--- Supplied entries ---
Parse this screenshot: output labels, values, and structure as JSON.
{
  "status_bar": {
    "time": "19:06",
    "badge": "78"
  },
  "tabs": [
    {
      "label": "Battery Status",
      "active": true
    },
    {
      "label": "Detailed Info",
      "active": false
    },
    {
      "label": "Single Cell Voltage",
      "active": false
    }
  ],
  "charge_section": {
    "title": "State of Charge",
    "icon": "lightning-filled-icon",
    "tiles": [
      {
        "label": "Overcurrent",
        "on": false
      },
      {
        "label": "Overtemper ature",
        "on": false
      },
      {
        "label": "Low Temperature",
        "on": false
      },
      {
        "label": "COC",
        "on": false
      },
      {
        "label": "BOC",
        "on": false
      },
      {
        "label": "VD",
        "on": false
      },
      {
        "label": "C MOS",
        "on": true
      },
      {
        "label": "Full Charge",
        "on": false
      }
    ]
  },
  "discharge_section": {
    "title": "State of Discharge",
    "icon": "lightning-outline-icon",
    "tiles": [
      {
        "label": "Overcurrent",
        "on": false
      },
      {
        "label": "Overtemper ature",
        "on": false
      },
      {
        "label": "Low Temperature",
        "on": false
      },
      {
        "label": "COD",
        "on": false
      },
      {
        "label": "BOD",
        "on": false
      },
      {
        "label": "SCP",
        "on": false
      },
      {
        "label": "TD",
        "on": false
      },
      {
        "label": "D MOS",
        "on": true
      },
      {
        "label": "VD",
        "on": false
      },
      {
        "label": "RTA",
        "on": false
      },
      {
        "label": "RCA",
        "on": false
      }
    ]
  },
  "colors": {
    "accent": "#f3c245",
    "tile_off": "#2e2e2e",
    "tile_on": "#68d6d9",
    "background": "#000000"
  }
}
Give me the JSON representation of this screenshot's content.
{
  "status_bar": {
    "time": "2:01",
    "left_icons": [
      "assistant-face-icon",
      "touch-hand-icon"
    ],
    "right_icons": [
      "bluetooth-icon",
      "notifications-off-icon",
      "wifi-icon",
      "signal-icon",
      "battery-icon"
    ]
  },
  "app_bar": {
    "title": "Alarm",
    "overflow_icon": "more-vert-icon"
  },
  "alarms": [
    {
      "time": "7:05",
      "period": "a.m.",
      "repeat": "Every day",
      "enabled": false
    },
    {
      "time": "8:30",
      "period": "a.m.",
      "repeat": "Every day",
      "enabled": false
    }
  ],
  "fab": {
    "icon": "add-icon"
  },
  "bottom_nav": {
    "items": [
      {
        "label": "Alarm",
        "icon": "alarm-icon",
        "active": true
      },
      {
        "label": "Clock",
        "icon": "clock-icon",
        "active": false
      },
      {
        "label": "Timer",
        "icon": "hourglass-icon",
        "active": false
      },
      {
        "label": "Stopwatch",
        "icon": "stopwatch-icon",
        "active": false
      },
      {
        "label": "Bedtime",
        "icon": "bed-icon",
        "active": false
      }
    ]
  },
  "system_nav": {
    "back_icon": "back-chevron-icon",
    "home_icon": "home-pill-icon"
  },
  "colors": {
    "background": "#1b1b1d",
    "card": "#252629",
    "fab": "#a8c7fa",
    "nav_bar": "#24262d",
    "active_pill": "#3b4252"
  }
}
---
> [Given task]:
Only lines that contain the word "background" are wanted; copy each of them.

> [The solution]:
    "background": "#000000"
    "background": "#1b1b1d",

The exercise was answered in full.